» **TASK DETAILS**
Copy out all lines of the records in which the word "grid" appears.
┌──
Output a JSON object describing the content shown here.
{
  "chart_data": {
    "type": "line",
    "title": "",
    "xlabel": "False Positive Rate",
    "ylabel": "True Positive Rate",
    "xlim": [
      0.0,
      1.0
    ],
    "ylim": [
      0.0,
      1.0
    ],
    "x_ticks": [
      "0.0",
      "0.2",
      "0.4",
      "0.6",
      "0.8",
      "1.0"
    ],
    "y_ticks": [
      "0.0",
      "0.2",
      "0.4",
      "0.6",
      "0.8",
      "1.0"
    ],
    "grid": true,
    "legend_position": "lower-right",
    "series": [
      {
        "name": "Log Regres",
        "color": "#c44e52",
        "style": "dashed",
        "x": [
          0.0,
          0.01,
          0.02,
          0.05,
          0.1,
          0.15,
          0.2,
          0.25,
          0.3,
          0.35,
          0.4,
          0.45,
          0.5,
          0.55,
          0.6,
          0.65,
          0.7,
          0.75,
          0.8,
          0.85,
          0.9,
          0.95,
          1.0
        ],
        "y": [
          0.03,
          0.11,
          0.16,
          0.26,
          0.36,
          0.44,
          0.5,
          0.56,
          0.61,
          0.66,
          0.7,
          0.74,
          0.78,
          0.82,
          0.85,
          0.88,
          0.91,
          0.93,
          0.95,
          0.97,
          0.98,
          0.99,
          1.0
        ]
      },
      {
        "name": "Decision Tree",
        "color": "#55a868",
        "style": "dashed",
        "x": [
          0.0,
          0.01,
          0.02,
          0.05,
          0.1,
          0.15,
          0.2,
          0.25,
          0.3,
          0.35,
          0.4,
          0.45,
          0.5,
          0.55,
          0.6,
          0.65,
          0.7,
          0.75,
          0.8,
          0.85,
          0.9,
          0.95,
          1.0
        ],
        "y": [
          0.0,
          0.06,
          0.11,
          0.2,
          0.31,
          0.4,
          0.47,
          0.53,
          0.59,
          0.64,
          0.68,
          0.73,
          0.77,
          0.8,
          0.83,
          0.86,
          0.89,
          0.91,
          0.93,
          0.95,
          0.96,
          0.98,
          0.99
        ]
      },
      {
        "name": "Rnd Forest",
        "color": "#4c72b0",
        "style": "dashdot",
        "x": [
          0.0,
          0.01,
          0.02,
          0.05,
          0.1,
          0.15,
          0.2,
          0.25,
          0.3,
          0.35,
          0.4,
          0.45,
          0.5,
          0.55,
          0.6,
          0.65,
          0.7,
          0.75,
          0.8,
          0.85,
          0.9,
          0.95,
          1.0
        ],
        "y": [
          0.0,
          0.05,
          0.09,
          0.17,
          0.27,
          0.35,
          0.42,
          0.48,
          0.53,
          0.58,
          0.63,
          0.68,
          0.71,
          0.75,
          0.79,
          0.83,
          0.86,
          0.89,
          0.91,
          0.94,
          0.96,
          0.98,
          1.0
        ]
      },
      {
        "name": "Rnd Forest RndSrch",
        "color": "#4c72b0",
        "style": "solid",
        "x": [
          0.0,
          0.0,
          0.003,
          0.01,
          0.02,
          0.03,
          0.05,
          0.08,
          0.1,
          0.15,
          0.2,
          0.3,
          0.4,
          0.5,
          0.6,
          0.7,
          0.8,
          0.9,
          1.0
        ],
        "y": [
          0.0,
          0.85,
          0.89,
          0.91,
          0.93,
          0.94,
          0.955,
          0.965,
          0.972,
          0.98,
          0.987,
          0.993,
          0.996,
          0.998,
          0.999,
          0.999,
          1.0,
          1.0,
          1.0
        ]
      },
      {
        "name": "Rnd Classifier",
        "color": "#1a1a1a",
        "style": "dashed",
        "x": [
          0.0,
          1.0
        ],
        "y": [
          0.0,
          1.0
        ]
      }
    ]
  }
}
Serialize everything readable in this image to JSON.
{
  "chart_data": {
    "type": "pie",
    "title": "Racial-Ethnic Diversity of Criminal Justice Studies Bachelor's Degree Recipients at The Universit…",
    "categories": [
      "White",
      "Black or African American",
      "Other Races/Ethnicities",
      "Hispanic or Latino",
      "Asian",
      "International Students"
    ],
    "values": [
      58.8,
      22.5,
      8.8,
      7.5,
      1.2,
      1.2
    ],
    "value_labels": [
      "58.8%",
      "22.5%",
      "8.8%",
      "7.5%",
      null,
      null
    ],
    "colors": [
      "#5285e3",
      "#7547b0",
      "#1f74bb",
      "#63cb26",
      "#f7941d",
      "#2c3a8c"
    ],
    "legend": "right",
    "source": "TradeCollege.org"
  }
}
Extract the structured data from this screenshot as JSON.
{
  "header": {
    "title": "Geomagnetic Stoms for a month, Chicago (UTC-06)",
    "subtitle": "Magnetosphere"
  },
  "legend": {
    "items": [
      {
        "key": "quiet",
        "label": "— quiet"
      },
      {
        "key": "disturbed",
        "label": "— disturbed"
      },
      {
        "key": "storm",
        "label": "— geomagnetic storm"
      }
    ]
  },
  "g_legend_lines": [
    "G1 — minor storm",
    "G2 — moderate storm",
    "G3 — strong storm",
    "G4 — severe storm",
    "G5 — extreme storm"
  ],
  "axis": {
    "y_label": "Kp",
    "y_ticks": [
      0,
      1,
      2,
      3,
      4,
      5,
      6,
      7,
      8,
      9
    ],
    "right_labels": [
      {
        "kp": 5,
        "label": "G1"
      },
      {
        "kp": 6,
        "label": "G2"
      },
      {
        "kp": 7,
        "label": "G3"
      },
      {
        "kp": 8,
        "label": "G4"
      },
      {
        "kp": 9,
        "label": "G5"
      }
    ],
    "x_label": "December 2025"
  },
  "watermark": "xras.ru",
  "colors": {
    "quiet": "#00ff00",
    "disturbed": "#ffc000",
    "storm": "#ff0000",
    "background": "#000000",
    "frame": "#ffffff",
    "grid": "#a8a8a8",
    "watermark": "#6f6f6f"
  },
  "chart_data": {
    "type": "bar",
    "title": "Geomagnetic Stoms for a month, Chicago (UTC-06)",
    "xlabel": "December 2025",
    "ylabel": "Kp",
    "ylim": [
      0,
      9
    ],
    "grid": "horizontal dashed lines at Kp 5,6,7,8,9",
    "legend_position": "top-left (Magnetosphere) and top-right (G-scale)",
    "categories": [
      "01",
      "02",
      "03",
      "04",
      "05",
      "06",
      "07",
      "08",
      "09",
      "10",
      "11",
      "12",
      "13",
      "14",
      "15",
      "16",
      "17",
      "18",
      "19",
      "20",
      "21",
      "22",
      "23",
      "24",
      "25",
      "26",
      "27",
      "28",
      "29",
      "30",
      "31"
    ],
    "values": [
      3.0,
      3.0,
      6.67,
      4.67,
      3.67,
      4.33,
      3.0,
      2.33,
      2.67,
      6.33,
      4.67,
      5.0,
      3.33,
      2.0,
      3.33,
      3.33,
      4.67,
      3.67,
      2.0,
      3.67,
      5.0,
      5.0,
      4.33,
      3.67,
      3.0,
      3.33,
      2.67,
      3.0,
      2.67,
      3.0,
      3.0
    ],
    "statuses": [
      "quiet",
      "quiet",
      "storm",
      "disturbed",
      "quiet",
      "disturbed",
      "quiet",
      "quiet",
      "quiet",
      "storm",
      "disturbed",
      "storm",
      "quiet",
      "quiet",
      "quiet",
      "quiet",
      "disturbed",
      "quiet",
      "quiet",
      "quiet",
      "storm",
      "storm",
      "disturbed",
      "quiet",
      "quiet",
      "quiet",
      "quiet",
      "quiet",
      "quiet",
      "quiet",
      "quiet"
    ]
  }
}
└──
» **EXERCISE RESULT**
    "grid": true,
    "grid": "#a8a8a8",
    "grid": "horizontal dashed lines at Kp 5,6,7,8,9",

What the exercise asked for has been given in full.